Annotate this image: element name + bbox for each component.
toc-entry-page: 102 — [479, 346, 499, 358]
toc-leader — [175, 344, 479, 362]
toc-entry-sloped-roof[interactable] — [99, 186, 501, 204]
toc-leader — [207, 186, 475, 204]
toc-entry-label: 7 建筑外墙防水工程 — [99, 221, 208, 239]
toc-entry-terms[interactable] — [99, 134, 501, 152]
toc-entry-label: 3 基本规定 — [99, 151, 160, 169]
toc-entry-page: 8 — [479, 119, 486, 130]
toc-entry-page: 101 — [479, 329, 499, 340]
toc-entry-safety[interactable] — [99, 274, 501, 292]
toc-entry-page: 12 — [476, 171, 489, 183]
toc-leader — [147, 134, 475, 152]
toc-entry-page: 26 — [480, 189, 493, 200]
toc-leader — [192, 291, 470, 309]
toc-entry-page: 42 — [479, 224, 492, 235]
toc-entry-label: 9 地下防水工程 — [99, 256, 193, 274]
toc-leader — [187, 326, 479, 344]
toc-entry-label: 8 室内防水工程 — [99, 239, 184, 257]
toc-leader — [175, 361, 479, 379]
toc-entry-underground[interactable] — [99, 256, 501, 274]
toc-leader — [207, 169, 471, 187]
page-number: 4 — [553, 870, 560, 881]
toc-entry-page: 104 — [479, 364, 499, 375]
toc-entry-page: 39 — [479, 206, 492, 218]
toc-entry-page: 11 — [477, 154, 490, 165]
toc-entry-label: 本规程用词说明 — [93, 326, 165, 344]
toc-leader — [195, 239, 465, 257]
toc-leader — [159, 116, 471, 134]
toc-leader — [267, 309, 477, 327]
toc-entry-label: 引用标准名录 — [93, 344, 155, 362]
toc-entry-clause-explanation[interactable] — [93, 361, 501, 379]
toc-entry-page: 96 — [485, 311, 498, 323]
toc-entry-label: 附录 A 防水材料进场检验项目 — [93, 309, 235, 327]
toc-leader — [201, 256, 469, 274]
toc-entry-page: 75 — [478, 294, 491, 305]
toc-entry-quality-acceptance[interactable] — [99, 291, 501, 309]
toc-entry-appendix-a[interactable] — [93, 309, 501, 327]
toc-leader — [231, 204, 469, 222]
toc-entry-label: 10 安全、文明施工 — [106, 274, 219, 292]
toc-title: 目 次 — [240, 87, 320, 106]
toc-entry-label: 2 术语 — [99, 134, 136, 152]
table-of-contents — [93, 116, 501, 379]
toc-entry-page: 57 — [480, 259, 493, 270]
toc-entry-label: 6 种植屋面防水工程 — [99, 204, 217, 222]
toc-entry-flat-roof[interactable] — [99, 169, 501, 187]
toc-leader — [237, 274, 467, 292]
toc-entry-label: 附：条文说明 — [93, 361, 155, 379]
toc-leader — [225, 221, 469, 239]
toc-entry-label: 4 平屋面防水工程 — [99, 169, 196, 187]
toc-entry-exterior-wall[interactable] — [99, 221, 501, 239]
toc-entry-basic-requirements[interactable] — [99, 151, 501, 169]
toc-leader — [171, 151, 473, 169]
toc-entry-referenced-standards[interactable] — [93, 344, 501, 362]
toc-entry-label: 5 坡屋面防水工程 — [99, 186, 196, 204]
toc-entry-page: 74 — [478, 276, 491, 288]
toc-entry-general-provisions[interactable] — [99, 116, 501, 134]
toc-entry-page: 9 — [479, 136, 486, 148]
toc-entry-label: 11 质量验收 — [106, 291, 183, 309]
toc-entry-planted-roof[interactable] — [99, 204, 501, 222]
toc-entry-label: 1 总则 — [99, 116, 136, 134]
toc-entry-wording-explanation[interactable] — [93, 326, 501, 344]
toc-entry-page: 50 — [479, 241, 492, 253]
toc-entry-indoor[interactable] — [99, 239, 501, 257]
# # #
** Task to carry out **
Rewrite the items above as a numbered list, leaving out any blank lines.

** Finished answer **
1. Annotate this image: element name + bbox for each component.
2. toc-entry-page: 102 — [479, 346, 499, 358]
3. toc-leader — [175, 344, 479, 362]
4. toc-entry-sloped-roof[interactable] — [99, 186, 501, 204]
5. toc-leader — [207, 186, 475, 204]
6. toc-entry-label: 7 建筑外墙防水工程 — [99, 221, 208, 239]
7. toc-entry-terms[interactable] — [99, 134, 501, 152]
8. toc-entry-label: 3 基本规定 — [99, 151, 160, 169]
9. toc-entry-page: 8 — [479, 119, 486, 130]
10. toc-entry-page: 101 — [479, 329, 499, 340]
11. toc-entry-safety[interactable] — [99, 274, 501, 292]
12. toc-entry-page: 12 — [476, 171, 489, 183]
13. toc-leader — [147, 134, 475, 152]
14. toc-entry-page: 26 — [480, 189, 493, 200]
15. toc-leader — [192, 291, 470, 309]
16. toc-entry-page: 42 — [479, 224, 492, 235]
17. toc-entry-label: 9 地下防水工程 — [99, 256, 193, 274]
18. toc-leader — [187, 326, 479, 344]
19. toc-entry-label: 8 室内防水工程 — [99, 239, 184, 257]
20. toc-leader — [175, 361, 479, 379]
21. toc-entry-underground[interactable] — [99, 256, 501, 274]
22. toc-leader — [207, 169, 471, 187]
23. page-number: 4 — [553, 870, 560, 881]
24. toc-entry-page: 104 — [479, 364, 499, 375]
25. toc-entry-page: 39 — [479, 206, 492, 218]
26. toc-entry-page: 11 — [477, 154, 490, 165]
27. toc-entry-label: 本规程用词说明 — [93, 326, 165, 344]
28. toc-leader — [195, 239, 465, 257]
29. toc-leader — [159, 116, 471, 134]
30. toc-leader — [267, 309, 477, 327]
31. toc-entry-label: 引用标准名录 — [93, 344, 155, 362]
32. toc-entry-clause-explanation[interactable] — [93, 361, 501, 379]
33. toc-entry-page: 96 — [485, 311, 498, 323]
34. toc-entry-label: 附录 A 防水材料进场检验项目 — [93, 309, 235, 327]
35. toc-leader — [201, 256, 469, 274]
36. toc-entry-page: 75 — [478, 294, 491, 305]
37. toc-entry-quality-acceptance[interactable] — [99, 291, 501, 309]
38. toc-entry-appendix-a[interactable] — [93, 309, 501, 327]
39. toc-leader — [231, 204, 469, 222]
40. toc-entry-label: 10 安全、文明施工 — [106, 274, 219, 292]
41. toc-title: 目 次 — [240, 87, 320, 106]
42. toc-entry-label: 2 术语 — [99, 134, 136, 152]
43. table-of-contents — [93, 116, 501, 379]
44. toc-entry-page: 57 — [480, 259, 493, 270]
45. toc-entry-label: 6 种植屋面防水工程 — [99, 204, 217, 222]
46. toc-entry-flat-roof[interactable] — [99, 169, 501, 187]
47. toc-leader — [237, 274, 467, 292]
48. toc-entry-label: 附：条文说明 — [93, 361, 155, 379]
49. toc-leader — [225, 221, 469, 239]
50. toc-entry-label: 4 平屋面防水工程 — [99, 169, 196, 187]
51. toc-entry-exterior-wall[interactable] — [99, 221, 501, 239]
52. toc-entry-basic-requirements[interactable] — [99, 151, 501, 169]
53. toc-leader — [171, 151, 473, 169]
54. toc-entry-referenced-standards[interactable] — [93, 344, 501, 362]
55. toc-entry-label: 5 坡屋面防水工程 — [99, 186, 196, 204]
56. toc-entry-page: 74 — [478, 276, 491, 288]
57. toc-entry-general-provisions[interactable] — [99, 116, 501, 134]
58. toc-entry-page: 9 — [479, 136, 486, 148]
59. toc-entry-label: 11 质量验收 — [106, 291, 183, 309]
60. toc-entry-planted-roof[interactable] — [99, 204, 501, 222]
61. toc-entry-label: 1 总则 — [99, 116, 136, 134]
62. toc-entry-wording-explanation[interactable] — [93, 326, 501, 344]
63. toc-entry-page: 50 — [479, 241, 492, 253]
64. toc-entry-indoor[interactable] — [99, 239, 501, 257]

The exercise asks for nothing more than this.